=== DATA EXTRACT ===

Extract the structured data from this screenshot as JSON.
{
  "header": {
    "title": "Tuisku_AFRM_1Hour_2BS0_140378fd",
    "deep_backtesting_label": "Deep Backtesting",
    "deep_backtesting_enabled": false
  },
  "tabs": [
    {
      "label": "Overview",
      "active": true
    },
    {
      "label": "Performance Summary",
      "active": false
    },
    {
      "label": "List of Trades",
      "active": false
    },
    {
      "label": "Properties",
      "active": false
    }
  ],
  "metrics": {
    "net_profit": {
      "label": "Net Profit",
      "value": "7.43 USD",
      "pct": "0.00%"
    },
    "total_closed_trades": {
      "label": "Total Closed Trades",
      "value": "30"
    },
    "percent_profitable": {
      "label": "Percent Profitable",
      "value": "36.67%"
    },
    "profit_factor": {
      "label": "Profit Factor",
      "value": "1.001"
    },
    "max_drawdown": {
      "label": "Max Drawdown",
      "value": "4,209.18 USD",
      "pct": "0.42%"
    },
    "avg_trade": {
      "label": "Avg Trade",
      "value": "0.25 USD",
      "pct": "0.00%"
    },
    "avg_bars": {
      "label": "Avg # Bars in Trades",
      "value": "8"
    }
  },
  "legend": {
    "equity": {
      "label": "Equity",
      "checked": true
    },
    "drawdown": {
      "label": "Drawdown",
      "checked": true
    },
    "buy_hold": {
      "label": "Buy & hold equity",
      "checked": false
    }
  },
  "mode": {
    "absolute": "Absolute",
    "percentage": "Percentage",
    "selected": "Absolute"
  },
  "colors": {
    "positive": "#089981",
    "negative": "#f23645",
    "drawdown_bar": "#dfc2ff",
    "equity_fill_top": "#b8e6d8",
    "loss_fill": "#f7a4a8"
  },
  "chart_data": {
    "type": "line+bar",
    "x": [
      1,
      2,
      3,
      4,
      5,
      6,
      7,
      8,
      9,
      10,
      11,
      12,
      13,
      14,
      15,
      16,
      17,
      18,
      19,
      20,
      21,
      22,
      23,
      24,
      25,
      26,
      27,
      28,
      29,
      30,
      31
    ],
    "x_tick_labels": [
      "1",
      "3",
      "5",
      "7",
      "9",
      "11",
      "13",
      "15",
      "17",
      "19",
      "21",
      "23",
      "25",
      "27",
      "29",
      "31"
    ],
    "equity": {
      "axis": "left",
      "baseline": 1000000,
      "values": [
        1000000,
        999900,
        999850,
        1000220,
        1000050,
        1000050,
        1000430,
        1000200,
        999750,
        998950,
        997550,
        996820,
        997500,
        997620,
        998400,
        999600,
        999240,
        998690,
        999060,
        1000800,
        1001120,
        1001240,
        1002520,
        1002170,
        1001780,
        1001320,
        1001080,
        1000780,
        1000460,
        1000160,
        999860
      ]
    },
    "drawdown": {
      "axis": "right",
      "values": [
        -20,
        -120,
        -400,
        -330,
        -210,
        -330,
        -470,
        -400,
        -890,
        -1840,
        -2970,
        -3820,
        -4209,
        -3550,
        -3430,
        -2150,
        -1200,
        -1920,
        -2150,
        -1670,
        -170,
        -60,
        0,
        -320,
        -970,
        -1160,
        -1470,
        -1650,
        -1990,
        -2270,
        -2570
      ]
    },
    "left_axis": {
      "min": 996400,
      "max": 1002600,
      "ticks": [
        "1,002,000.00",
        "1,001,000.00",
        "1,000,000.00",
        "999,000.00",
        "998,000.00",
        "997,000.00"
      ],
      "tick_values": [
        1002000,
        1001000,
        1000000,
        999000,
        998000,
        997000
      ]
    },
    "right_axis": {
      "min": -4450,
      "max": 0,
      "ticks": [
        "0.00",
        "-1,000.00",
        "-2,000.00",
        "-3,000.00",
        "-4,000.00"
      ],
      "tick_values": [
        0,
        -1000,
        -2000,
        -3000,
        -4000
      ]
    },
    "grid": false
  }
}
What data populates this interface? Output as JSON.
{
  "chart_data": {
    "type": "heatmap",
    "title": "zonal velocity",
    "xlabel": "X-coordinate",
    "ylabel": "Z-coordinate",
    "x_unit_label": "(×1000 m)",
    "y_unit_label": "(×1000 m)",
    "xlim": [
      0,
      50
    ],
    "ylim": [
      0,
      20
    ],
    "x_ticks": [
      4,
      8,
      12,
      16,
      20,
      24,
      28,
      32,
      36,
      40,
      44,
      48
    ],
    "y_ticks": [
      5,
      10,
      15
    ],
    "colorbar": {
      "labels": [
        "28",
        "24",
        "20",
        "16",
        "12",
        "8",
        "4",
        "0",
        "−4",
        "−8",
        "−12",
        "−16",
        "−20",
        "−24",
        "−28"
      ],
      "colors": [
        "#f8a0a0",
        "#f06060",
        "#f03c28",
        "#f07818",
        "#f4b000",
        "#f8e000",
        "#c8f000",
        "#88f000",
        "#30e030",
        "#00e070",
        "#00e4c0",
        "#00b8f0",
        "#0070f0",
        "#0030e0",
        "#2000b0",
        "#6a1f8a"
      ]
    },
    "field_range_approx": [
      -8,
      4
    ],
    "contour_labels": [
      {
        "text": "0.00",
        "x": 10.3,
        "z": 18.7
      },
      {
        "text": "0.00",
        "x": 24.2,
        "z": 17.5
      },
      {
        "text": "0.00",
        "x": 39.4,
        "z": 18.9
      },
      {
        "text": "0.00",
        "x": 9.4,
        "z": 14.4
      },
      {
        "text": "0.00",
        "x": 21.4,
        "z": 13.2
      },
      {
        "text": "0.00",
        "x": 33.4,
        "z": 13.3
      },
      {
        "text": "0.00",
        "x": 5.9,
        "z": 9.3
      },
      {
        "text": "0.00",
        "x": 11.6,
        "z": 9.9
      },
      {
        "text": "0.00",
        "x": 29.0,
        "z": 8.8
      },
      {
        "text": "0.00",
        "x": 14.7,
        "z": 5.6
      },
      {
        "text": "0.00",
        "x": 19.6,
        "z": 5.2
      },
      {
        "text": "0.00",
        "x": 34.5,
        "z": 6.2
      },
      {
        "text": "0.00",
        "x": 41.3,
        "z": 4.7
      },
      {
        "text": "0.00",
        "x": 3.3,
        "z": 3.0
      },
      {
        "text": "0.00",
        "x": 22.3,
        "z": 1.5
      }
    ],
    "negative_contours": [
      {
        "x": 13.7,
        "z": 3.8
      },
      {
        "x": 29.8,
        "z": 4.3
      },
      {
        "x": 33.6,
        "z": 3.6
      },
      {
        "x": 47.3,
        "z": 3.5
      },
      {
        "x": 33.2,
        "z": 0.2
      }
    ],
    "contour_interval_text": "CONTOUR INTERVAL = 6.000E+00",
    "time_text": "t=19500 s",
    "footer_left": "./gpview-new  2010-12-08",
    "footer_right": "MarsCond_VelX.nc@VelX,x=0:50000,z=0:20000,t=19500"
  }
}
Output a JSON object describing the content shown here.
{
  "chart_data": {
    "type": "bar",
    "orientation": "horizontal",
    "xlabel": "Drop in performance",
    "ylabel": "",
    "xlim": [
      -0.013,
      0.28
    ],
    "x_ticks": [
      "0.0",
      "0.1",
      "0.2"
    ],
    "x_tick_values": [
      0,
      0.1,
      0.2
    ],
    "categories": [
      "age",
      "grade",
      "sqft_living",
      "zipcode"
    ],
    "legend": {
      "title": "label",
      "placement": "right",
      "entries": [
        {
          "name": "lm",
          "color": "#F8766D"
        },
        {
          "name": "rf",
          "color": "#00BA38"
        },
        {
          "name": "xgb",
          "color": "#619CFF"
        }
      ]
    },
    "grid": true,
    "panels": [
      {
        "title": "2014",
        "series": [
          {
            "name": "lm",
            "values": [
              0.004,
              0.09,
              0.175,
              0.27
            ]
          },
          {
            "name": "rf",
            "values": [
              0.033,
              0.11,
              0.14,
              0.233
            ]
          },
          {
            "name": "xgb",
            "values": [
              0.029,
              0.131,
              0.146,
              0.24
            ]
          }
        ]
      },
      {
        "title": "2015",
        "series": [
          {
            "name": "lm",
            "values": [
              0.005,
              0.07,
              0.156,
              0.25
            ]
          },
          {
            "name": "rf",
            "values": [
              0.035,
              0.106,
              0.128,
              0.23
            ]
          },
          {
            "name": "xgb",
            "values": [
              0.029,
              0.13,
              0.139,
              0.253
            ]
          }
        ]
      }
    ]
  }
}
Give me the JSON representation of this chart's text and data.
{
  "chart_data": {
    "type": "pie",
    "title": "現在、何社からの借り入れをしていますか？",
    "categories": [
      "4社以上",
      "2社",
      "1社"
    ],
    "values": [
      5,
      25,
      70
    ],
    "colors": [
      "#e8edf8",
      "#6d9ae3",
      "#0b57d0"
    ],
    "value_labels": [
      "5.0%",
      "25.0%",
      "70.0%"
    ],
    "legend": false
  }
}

===

WHAT YOU ARE ASKED TO DO => Print the line containing "Give me the" and every line after it to the end of the records above, exactly as written, and nothing else.

THE REPLY =>
Give me the JSON representation of this chart's text and data.
{
  "chart_data": {
    "type": "pie",
    "title": "現在、何社からの借り入れをしていますか？",
    "categories": [
      "4社以上",
      "2社",
      "1社"
    ],
    "values": [
      5,
      25,
      70
    ],
    "colors": [
      "#e8edf8",
      "#6d9ae3",
      "#0b57d0"
    ],
    "value_labels": [
      "5.0%",
      "25.0%",
      "70.0%"
    ],
    "legend": false
  }
}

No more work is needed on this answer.